[YOUR GOAL]
Write each line out exactly, leaving none out.
◆ ◆ ◆
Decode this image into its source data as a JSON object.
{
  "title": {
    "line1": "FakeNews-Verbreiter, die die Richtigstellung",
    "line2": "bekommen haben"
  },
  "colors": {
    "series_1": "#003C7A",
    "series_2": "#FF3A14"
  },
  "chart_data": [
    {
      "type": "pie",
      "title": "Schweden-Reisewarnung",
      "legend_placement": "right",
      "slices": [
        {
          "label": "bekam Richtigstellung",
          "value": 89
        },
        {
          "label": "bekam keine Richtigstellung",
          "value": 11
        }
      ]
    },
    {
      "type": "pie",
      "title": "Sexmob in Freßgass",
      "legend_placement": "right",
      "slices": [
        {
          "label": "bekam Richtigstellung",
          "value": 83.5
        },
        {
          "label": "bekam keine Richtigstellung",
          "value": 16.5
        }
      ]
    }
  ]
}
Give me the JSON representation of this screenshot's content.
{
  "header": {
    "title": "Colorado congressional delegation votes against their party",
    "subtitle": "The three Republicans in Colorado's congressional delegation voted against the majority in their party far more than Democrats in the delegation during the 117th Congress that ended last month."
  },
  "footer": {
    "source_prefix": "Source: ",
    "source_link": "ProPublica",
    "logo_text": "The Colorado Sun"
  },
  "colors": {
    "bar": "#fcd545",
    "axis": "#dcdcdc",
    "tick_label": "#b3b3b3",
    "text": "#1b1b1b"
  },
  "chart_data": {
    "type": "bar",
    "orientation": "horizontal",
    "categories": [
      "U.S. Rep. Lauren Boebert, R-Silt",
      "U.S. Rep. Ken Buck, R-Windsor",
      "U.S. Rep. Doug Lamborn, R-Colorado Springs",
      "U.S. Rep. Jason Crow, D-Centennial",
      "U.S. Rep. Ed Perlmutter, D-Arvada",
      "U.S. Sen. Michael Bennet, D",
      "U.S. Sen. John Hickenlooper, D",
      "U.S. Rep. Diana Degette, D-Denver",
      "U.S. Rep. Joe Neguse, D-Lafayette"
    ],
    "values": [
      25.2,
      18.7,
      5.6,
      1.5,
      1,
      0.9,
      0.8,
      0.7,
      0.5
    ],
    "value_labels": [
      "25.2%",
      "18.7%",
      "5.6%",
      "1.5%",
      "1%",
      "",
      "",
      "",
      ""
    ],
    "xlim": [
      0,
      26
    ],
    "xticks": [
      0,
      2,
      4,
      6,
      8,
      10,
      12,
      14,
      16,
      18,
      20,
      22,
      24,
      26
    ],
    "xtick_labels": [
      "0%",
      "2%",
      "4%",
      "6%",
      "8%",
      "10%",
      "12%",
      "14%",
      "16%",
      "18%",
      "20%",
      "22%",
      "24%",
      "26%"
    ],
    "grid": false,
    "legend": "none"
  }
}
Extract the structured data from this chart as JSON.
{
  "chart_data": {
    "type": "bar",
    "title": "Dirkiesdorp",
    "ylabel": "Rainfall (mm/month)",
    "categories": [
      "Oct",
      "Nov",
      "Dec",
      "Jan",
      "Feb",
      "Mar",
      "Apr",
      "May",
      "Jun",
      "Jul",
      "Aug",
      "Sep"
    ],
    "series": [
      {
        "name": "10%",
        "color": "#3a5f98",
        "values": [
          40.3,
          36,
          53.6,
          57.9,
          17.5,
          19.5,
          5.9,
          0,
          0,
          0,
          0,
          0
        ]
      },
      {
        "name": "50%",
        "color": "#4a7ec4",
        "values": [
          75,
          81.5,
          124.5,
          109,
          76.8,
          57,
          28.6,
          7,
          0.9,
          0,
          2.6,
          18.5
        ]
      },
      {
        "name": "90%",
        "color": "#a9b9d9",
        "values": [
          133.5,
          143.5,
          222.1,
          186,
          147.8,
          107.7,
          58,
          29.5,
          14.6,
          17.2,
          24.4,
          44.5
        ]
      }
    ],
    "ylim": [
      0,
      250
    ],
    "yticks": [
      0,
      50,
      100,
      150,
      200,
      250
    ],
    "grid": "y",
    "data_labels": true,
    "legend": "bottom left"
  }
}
◆ ◆ ◆
[RESPONSE TO THIS TASK]
Decode this image into its source data as a JSON object.
{
  "title": {
    "line1": "FakeNews-Verbreiter, die die Richtigstellung",
    "line2": "bekommen haben"
  },
  "colors": {
    "series_1": "#003C7A",
    "series_2": "#FF3A14"
  },
  "chart_data": [
    {
      "type": "pie",
      "title": "Schweden-Reisewarnung",
      "legend_placement": "right",
      "slices": [
        {
          "label": "bekam Richtigstellung",
          "value": 89
        },
        {
          "label": "bekam keine Richtigstellung",
          "value": 11
        }
      ]
    },
    {
      "type": "pie",
      "title": "Sexmob in Freßgass",
      "legend_placement": "right",
      "slices": [
        {
          "label": "bekam Richtigstellung",
          "value": 83.5
        },
        {
          "label": "bekam keine Richtigstellung",
          "value": 16.5
        }
      ]
    }
  ]
}
Give me the JSON representation of this screenshot's content.
{
  "header": {
    "title": "Colorado congressional delegation votes against their party",
    "subtitle": "The three Republicans in Colorado's congressional delegation voted against the majority in their party far more than Democrats in the delegation during the 117th Congress that ended last month."
  },
  "footer": {
    "source_prefix": "Source: ",
    "source_link": "ProPublica",
    "logo_text": "The Colorado Sun"
  },
  "colors": {
    "bar": "#fcd545",
    "axis": "#dcdcdc",
    "tick_label": "#b3b3b3",
    "text": "#1b1b1b"
  },
  "chart_data": {
    "type": "bar",
    "orientation": "horizontal",
    "categories": [
      "U.S. Rep. Lauren Boebert, R-Silt",
      "U.S. Rep. Ken Buck, R-Windsor",
      "U.S. Rep. Doug Lamborn, R-Colorado Springs",
      "U.S. Rep. Jason Crow, D-Centennial",
      "U.S. Rep. Ed Perlmutter, D-Arvada",
      "U.S. Sen. Michael Bennet, D",
      "U.S. Sen. John Hickenlooper, D",
      "U.S. Rep. Diana Degette, D-Denver",
      "U.S. Rep. Joe Neguse, D-Lafayette"
    ],
    "values": [
      25.2,
      18.7,
      5.6,
      1.5,
      1,
      0.9,
      0.8,
      0.7,
      0.5
    ],
    "value_labels": [
      "25.2%",
      "18.7%",
      "5.6%",
      "1.5%",
      "1%",
      "",
      "",
      "",
      ""
    ],
    "xlim": [
      0,
      26
    ],
    "xticks": [
      0,
      2,
      4,
      6,
      8,
      10,
      12,
      14,
      16,
      18,
      20,
      22,
      24,
      26
    ],
    "xtick_labels": [
      "0%",
      "2%",
      "4%",
      "6%",
      "8%",
      "10%",
      "12%",
      "14%",
      "16%",
      "18%",
      "20%",
      "22%",
      "24%",
      "26%"
    ],
    "grid": false,
    "legend": "none"
  }
}
Extract the structured data from this chart as JSON.
{
  "chart_data": {
    "type": "bar",
    "title": "Dirkiesdorp",
    "ylabel": "Rainfall (mm/month)",
    "categories": [
      "Oct",
      "Nov",
      "Dec",
      "Jan",
      "Feb",
      "Mar",
      "Apr",
      "May",
      "Jun",
      "Jul",
      "Aug",
      "Sep"
    ],
    "series": [
      {
        "name": "10%",
        "color": "#3a5f98",
        "values": [
          40.3,
          36,
          53.6,
          57.9,
          17.5,
          19.5,
          5.9,
          0,
          0,
          0,
          0,
          0
        ]
      },
      {
        "name": "50%",
        "color": "#4a7ec4",
        "values": [
          75,
          81.5,
          124.5,
          109,
          76.8,
          57,
          28.6,
          7,
          0.9,
          0,
          2.6,
          18.5
        ]
      },
      {
        "name": "90%",
        "color": "#a9b9d9",
        "values": [
          133.5,
          143.5,
          222.1,
          186,
          147.8,
          107.7,
          58,
          29.5,
          14.6,
          17.2,
          24.4,
          44.5
        ]
      }
    ],
    "ylim": [
      0,
      250
    ],
    "yticks": [
      0,
      50,
      100,
      150,
      200,
      250
    ],
    "grid": "y",
    "data_labels": true,
    "legend": "bottom left"
  }
}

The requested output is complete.